--- DATA SUPPLIED ---
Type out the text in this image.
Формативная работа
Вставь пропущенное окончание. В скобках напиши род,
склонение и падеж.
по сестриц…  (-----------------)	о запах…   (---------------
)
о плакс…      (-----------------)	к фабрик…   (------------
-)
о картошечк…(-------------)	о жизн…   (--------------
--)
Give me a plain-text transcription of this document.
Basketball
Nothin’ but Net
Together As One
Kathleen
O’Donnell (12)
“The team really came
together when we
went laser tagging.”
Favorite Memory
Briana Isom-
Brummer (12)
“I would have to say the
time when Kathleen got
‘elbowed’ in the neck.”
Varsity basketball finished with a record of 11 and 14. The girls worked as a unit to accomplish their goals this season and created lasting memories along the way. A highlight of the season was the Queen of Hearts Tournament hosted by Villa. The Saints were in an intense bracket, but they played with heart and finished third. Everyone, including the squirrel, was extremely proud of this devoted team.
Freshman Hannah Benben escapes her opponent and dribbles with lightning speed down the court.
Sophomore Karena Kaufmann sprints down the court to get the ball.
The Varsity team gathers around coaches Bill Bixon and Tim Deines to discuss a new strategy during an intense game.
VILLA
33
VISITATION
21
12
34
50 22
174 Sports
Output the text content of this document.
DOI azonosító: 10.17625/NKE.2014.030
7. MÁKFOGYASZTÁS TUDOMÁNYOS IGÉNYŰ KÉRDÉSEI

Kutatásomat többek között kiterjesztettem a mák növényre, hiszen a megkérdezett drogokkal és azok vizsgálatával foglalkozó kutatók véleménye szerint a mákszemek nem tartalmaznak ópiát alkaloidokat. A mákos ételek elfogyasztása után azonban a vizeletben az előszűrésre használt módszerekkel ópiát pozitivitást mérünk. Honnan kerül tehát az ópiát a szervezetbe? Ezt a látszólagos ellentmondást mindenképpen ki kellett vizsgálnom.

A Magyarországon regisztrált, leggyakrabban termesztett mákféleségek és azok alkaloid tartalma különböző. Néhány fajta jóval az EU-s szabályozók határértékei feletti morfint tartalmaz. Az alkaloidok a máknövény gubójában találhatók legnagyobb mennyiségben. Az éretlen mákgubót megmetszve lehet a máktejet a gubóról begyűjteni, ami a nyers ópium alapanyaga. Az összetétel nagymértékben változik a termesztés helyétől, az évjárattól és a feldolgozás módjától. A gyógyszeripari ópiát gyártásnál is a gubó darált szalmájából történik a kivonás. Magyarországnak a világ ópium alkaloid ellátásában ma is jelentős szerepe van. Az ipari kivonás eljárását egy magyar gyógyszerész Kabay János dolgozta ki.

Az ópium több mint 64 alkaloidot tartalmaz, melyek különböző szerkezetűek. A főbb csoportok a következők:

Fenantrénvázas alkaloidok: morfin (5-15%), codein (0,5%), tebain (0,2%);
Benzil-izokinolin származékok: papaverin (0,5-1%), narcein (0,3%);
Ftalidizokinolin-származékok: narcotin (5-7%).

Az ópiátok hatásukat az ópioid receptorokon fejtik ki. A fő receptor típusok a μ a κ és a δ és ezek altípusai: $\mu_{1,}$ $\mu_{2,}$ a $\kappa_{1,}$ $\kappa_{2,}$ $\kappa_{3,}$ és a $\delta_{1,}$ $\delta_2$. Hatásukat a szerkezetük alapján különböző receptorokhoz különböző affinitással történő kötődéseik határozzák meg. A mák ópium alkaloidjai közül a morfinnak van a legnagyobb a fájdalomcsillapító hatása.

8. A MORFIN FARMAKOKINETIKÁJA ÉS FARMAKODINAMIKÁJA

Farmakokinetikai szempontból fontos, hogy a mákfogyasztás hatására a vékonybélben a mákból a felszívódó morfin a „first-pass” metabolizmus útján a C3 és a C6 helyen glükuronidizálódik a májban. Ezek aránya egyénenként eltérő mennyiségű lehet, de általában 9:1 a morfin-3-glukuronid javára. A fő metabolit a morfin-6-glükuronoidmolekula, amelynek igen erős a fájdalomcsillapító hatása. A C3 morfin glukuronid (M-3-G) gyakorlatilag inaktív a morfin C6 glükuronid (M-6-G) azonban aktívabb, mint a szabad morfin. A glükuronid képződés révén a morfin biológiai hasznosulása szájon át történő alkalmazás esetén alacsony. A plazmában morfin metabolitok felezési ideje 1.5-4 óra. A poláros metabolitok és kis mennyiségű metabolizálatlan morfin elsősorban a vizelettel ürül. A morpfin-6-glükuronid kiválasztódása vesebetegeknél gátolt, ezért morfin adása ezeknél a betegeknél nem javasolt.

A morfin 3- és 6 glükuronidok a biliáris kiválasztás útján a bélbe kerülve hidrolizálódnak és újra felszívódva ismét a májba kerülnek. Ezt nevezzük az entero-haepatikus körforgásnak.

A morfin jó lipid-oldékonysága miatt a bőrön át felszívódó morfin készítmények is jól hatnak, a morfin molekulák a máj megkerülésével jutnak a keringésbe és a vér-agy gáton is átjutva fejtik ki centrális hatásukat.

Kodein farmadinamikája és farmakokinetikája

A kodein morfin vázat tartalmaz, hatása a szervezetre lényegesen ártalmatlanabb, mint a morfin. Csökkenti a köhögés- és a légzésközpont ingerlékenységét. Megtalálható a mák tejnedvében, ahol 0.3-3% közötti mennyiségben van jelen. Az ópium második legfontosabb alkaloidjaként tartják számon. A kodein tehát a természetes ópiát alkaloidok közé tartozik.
---
__WHAT NEEDS TO BE DONE__
Word for word, write out all of the data above.

__COMPLETE ANSWER__
Type out the text in this image.
Формативная работа
Вставь пропущенное окончание. В скобках напиши род,
склонение и падеж.
по сестриц…  (-----------------)	о запах…   (---------------
)
о плакс…      (-----------------)	к фабрик…   (------------
-)
о картошечк…(-------------)	о жизн…   (--------------
--)
Give me a plain-text transcription of this document.
Basketball
Nothin’ but Net
Together As One
Kathleen
O’Donnell (12)
“The team really came
together when we
went laser tagging.”
Favorite Memory
Briana Isom-
Brummer (12)
“I would have to say the
time when Kathleen got
‘elbowed’ in the neck.”
Varsity basketball finished with a record of 11 and 14. The girls worked as a unit to accomplish their goals this season and created lasting memories along the way. A highlight of the season was the Queen of Hearts Tournament hosted by Villa. The Saints were in an intense bracket, but they played with heart and finished third. Everyone, including the squirrel, was extremely proud of this devoted team.
Freshman Hannah Benben escapes her opponent and dribbles with lightning speed down the court.
Sophomore Karena Kaufmann sprints down the court to get the ball.
The Varsity team gathers around coaches Bill Bixon and Tim Deines to discuss a new strategy during an intense game.
VILLA
33
VISITATION
21
12
34
50 22
174 Sports
Output the text content of this document.
DOI azonosító: 10.17625/NKE.2014.030
7. MÁKFOGYASZTÁS TUDOMÁNYOS IGÉNYŰ KÉRDÉSEI

Kutatásomat többek között kiterjesztettem a mák növényre, hiszen a megkérdezett drogokkal és azok vizsgálatával foglalkozó kutatók véleménye szerint a mákszemek nem tartalmaznak ópiát alkaloidokat. A mákos ételek elfogyasztása után azonban a vizeletben az előszűrésre használt módszerekkel ópiát pozitivitást mérünk. Honnan kerül tehát az ópiát a szervezetbe? Ezt a látszólagos ellentmondást mindenképpen ki kellett vizsgálnom.

A Magyarországon regisztrált, leggyakrabban termesztett mákféleségek és azok alkaloid tartalma különböző. Néhány fajta jóval az EU-s szabályozók határértékei feletti morfint tartalmaz. Az alkaloidok a máknövény gubójában találhatók legnagyobb mennyiségben. Az éretlen mákgubót megmetszve lehet a máktejet a gubóról begyűjteni, ami a nyers ópium alapanyaga. Az összetétel nagymértékben változik a termesztés helyétől, az évjárattól és a feldolgozás módjától. A gyógyszeripari ópiát gyártásnál is a gubó darált szalmájából történik a kivonás. Magyarországnak a világ ópium alkaloid ellátásában ma is jelentős szerepe van. Az ipari kivonás eljárását egy magyar gyógyszerész Kabay János dolgozta ki.

Az ópium több mint 64 alkaloidot tartalmaz, melyek különböző szerkezetűek. A főbb csoportok a következők:

Fenantrénvázas alkaloidok: morfin (5-15%), codein (0,5%), tebain (0,2%);
Benzil-izokinolin származékok: papaverin (0,5-1%), narcein (0,3%);
Ftalidizokinolin-származékok: narcotin (5-7%).

Az ópiátok hatásukat az ópioid receptorokon fejtik ki. A fő receptor típusok a μ a κ és a δ és ezek altípusai: $\mu_{1,}$ $\mu_{2,}$ a $\kappa_{1,}$ $\kappa_{2,}$ $\kappa_{3,}$ és a $\delta_{1,}$ $\delta_2$. Hatásukat a szerkezetük alapján különböző receptorokhoz különböző affinitással történő kötődéseik határozzák meg. A mák ópium alkaloidjai közül a morfinnak van a legnagyobb a fájdalomcsillapító hatása.

8. A MORFIN FARMAKOKINETIKÁJA ÉS FARMAKODINAMIKÁJA

Farmakokinetikai szempontból fontos, hogy a mákfogyasztás hatására a vékonybélben a mákból a felszívódó morfin a „first-pass” metabolizmus útján a C3 és a C6 helyen glükuronidizálódik a májban. Ezek aránya egyénenként eltérő mennyiségű lehet, de általában 9:1 a morfin-3-glukuronid javára. A fő metabolit a morfin-6-glükuronoidmolekula, amelynek igen erős a fájdalomcsillapító hatása. A C3 morfin glukuronid (M-3-G) gyakorlatilag inaktív a morfin C6 glükuronid (M-6-G) azonban aktívabb, mint a szabad morfin. A glükuronid képződés révén a morfin biológiai hasznosulása szájon át történő alkalmazás esetén alacsony. A plazmában morfin metabolitok felezési ideje 1.5-4 óra. A poláros metabolitok és kis mennyiségű metabolizálatlan morfin elsősorban a vizelettel ürül. A morpfin-6-glükuronid kiválasztódása vesebetegeknél gátolt, ezért morfin adása ezeknél a betegeknél nem javasolt.

A morfin 3- és 6 glükuronidok a biliáris kiválasztás útján a bélbe kerülve hidrolizálódnak és újra felszívódva ismét a májba kerülnek. Ezt nevezzük az entero-haepatikus körforgásnak.

A morfin jó lipid-oldékonysága miatt a bőrön át felszívódó morfin készítmények is jól hatnak, a morfin molekulák a máj megkerülésével jutnak a keringésbe és a vér-agy gáton is átjutva fejtik ki centrális hatásukat.

Kodein farmadinamikája és farmakokinetikája

A kodein morfin vázat tartalmaz, hatása a szervezetre lényegesen ártalmatlanabb, mint a morfin. Csökkenti a köhögés- és a légzésközpont ingerlékenységét. Megtalálható a mák tejnedvében, ahol 0.3-3% közötti mennyiségben van jelen. Az ópium második legfontosabb alkaloidjaként tartják számon. A kodein tehát a természetes ópiát alkaloidok közé tartozik.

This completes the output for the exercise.